Artigos de Dom Manoel João Francisco Dom Manoel João Francisco - Bispo Emérito

Postado dia 29/04/2019 às 16:52:33

Trabalho e Eucaristia

No dia 1º de maio celebramos o Dia Mundial do Trabalho. Neste dia trabalhadores e trabalhadoras ao mesmo tempo que fazem memória dos companheiros e companheiras que tombaram em ação, realimentam suas esperanças e rearticulam suas lutas, tentando assegurar conquistas, seriamente ameaçadas.
                       Tudo o que é verdadeiramente humano ressoa no coração dos cristãos. Por isso a Igreja em 1955, assumiu os ideais do Dia do Trabalhador, instituindo a festa de São José Operário e celebrando a eucaristia como festa da consagração cristã do trabalho. 
                       Trabalho e eucaristia são duas realidades profundamente relacionadas. No momento em que o padre faz a apresentação das ofertas, reza dizendo que o pão e o vinho são “frutos da terra, da videira e do trabalho humano”.
                       Com efeito, para o sacramento da eucaristia, Cristo escolheu como sinais pão e vinho, isto é, um alimento e uma bebida que o ser humano produz para manter sua existência e sustentar sua vida. O pão e o vinho vêm da terra, mas são também fruto do trabalho humano, conforme recorda a oração citada. Noutras palavras: nós celebramos a eucaristia com elementos cuja produção em quantidade suficiente e distribuição equitativa são indispensáveis à vida da humanidade.

---

▶ **Exercício escrito 1**
Reproduza as entradas desde o início até a linha que contém "x-tick-label: 19.4 <box>228 378 244 387</box>", inclusive, substituindo "bond" por "ligação" e mantendo todo o restante inalterado.

---

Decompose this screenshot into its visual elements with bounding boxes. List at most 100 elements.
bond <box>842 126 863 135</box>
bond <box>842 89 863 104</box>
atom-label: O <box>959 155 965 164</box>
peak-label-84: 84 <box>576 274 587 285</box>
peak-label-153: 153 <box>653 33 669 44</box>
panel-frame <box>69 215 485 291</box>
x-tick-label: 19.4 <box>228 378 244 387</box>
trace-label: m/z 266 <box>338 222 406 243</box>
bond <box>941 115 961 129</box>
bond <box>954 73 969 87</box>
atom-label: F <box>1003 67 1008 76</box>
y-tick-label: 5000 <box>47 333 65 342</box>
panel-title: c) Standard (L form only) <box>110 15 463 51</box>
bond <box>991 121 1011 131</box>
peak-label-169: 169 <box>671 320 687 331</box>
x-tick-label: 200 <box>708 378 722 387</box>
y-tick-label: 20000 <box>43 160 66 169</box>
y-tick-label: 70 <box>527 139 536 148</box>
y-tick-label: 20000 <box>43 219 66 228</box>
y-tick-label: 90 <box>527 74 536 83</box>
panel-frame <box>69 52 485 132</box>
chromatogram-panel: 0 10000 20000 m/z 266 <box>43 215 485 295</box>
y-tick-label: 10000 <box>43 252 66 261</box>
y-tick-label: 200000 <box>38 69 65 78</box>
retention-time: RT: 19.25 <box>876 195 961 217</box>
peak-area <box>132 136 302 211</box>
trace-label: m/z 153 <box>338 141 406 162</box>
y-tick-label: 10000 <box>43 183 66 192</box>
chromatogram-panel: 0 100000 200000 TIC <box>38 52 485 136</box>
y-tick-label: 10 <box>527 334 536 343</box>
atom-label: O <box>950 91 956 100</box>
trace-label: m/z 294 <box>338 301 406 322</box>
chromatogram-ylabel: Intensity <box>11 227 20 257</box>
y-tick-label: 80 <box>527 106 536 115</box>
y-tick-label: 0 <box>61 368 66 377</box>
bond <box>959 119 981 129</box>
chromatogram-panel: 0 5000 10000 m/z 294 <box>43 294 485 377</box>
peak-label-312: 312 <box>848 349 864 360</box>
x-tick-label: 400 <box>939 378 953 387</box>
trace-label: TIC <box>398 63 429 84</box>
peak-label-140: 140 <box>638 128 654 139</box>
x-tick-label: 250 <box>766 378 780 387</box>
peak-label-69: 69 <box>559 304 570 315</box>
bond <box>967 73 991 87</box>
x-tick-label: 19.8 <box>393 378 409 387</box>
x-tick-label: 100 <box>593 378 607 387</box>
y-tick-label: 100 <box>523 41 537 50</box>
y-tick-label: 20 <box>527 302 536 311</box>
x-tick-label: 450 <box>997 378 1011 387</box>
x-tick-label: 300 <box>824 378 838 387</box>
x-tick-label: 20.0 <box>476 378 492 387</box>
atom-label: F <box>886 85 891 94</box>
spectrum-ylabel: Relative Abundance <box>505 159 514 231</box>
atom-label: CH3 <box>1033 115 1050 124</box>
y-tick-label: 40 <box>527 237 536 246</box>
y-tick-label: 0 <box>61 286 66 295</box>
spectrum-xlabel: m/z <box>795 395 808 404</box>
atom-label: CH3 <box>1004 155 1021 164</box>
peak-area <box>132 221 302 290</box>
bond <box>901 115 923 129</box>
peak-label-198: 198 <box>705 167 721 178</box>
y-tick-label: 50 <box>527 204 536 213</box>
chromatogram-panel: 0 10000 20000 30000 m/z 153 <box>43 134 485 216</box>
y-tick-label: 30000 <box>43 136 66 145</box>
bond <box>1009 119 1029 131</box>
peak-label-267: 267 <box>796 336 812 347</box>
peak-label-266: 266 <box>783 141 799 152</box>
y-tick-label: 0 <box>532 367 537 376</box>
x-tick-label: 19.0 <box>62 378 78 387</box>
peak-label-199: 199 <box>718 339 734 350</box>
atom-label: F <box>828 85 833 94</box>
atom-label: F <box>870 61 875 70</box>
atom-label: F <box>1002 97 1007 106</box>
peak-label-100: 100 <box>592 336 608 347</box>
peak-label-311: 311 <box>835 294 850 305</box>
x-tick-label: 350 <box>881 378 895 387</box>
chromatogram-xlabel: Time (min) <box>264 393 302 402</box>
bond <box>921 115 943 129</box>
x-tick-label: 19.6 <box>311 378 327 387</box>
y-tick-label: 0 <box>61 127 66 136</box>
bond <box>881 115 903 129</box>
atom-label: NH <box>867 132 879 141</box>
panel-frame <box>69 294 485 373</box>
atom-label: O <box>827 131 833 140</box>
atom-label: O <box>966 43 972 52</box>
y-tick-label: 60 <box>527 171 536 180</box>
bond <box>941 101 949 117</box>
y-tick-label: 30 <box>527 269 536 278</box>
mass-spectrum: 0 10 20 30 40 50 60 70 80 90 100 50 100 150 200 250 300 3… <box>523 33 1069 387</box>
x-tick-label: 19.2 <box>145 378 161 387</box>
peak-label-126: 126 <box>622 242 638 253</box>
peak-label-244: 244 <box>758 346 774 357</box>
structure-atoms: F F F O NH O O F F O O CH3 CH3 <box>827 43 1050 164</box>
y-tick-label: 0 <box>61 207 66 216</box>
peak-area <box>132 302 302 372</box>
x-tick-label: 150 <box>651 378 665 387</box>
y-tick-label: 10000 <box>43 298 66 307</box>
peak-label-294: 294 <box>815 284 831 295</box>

---

▶ **Exercício escrito 2**
Transcreva fielmente do texto sobre trabalho e eucaristia o trecho que vai de "Tudo o que é" até "cristã do trabalho.".

▶ **Resposta final 1**
Decompose this screenshot into its visual elements with bounding boxes. List at most 100 elements.
ligação <box>842 126 863 135</box>
ligação <box>842 89 863 104</box>
atom-label: O <box>959 155 965 164</box>
peak-label-84: 84 <box>576 274 587 285</box>
peak-label-153: 153 <box>653 33 669 44</box>
panel-frame <box>69 215 485 291</box>
x-tick-label: 19.4 <box>228 378 244 387</box>

▶ **Resposta final 2**
Tudo o que é verdadeiramente humano ressoa no coração dos cristãos. Por isso a Igreja em 1955, assumiu os ideais do Dia do Trabalhador, instituindo a festa de São José Operário e celebrando a eucaristia como festa da consagração cristã do trabalho.